Load CMIP6 Data with Intake ESM

This notebook demonstrates how to access Google Cloud CMIP6 data using intake-esm.

Loading a catalog

import warnings

warnings.filterwarnings("ignore")
import intake
url = "https://raw.githubusercontent.com/NCAR/intake-esm-datastore/master/catalogs/pangeo-cmip6.json"
col = intake.open_esm_datastore(url)
col

pangeo-cmip6 catalog with 6539 dataset(s) from 402033 asset(s):

unique
activity_id 17
institution_id 35
source_id 84
experiment_id 160
member_id 549
table_id 37
variable_id 707
grid_label 10
zstore 402033
dcpp_init_year 60
version 606

The summary above tells us that this catalog contains over 268,000 data assets. We can get more information on the individual data assets contained in the catalog by calling the underlying dataframe created when it is initialized:

Catalog Contents

col.df.head()

**Supplied entries**
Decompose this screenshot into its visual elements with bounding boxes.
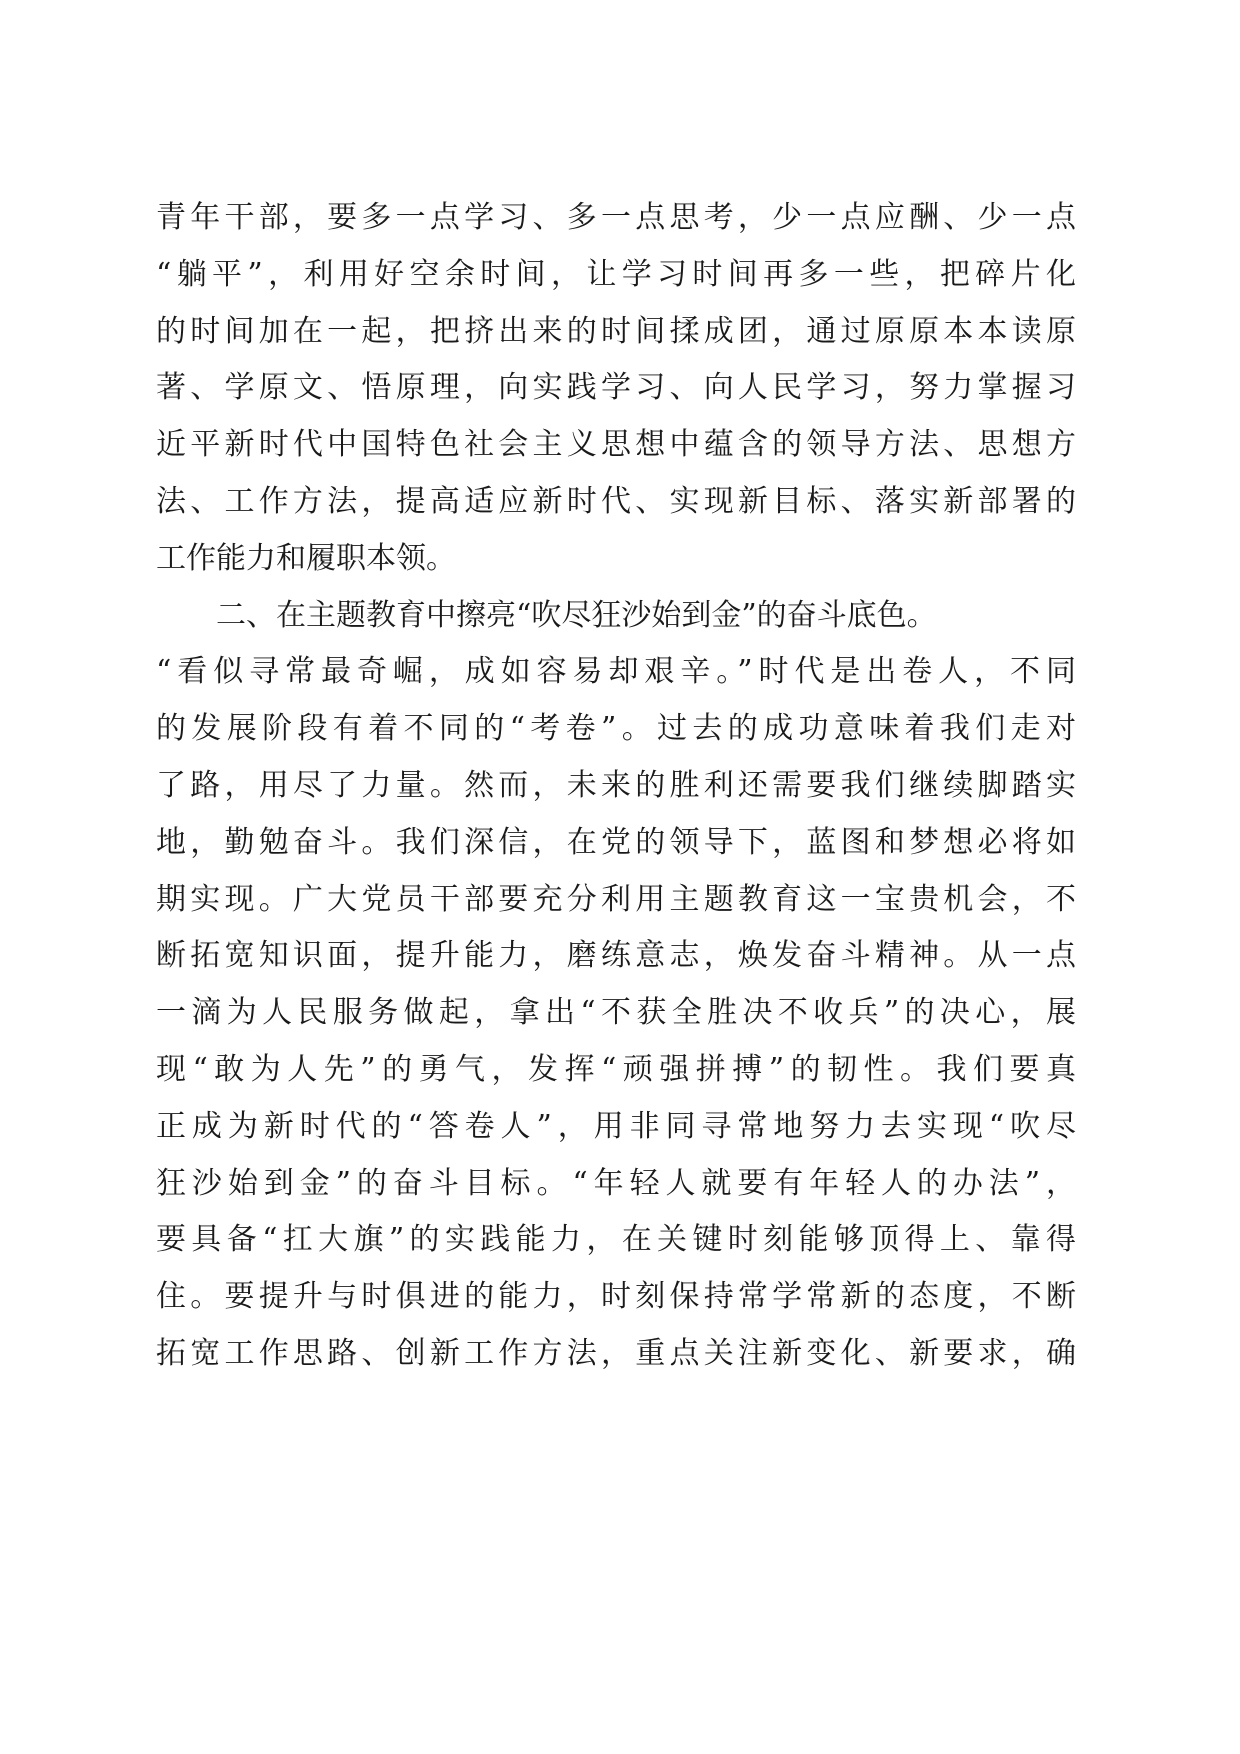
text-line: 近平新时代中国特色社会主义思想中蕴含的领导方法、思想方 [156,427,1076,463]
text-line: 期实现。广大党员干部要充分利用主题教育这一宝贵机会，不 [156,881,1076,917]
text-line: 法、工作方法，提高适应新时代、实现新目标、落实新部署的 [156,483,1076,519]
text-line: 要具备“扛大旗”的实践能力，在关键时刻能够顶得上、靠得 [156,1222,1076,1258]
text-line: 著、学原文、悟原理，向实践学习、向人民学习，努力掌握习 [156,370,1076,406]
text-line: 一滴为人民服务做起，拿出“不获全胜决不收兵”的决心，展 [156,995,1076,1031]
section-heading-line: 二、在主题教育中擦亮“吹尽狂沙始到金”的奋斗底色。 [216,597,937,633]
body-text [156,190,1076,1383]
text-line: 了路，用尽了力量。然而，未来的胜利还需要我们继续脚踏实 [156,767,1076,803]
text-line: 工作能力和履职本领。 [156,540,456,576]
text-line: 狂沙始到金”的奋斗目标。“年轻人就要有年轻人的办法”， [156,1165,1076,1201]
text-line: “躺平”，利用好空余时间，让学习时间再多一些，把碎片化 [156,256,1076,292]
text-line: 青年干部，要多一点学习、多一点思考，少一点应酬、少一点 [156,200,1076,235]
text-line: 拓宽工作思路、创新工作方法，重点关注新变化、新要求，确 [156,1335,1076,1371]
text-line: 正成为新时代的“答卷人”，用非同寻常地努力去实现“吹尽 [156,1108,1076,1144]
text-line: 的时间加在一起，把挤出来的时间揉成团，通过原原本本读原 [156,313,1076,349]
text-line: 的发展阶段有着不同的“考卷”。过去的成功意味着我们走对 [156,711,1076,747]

**Exercise instructions**
1/ In the intake-esm notebook, which function opens the catalog from the URL?
2/ Do these statements agree with the intake-esm notebook? Answer yes or no for each and quote the deciding words. (a) The notebook accesses CMIP6 data held on Google Cloud. (b) The catalog has 84 unique source_id values. (c) The code makes warnings display as errors.
3/ Could you continue the intake-esm notebook after its last line?
The lines above are separate material, apart from the intake-esm notebook.

**Exercise results**
1/ intake.open_esm_datastore

2/
(a) Yes: "access Google Cloud CMIP6 data using intake-esm"
(b) Yes: "source_id 84"
(c) No: "warnings.filterwarnings("ignore")"

3/
activity_id institution_id source_id experiment_id member_id table_id variable_id grid_label zstore dcpp_init_year version
0 AerChemMIP AS-RCEC TaiESM1 histSST r1i1p1f1 AERmon od550aer gn gs://cmip6/AerChemMIP/AS-RCEC/TaiESM1/histSST/... NaN 20200310
1 AerChemMIP BCC BCC-ESM1 histSST r1i1p1f1 AERmon mmrbc gn gs://cmip6/AerChemMIP/BCC/BCC-ESM1/histSST/r1i... NaN 20190718
2 AerChemMIP BCC BCC-ESM1 histSST r1i1p1f1 AERmon mmrdust gn gs://cmip6/AerChemMIP/BCC/BCC-ESM1/histSST/r1i... NaN 20191127
3 AerChemMIP BCC BCC-ESM1 histSST r1i1p1f1 AERmon mmroa gn gs://cmip6/AerChemMIP/BCC/BCC-ESM1/histSST/r1i... NaN 20190809
4 AerChemMIP BCC BCC-ESM1 histSST r1i1p1f1 AERmon mmrso4 gn gs://cmip6/AerChemMIP/BCC/BCC-ESM1/histSST/r1i... NaN 20191127

The first data asset listed in the catalog contains:

  • the ambient aerosol optical thickness at 550nm (variable_id='od550aer'), as a function of latitude, longitude, time,

  • in an individual climate model experiment with the Taiwan Earth System Model 1.0 model (source_id='TaiESM1'),

  • forced by the Historical transient with SSTs prescribed from historical experiment (experiment_id='histSST'),

  • developed by the Taiwan Research Center for Environmental Changes (instution_id='AS-RCEC'),

  • run as part of the Aerosols and Chemistry Model Intercomparison Project (activity_id='AerChemMIP')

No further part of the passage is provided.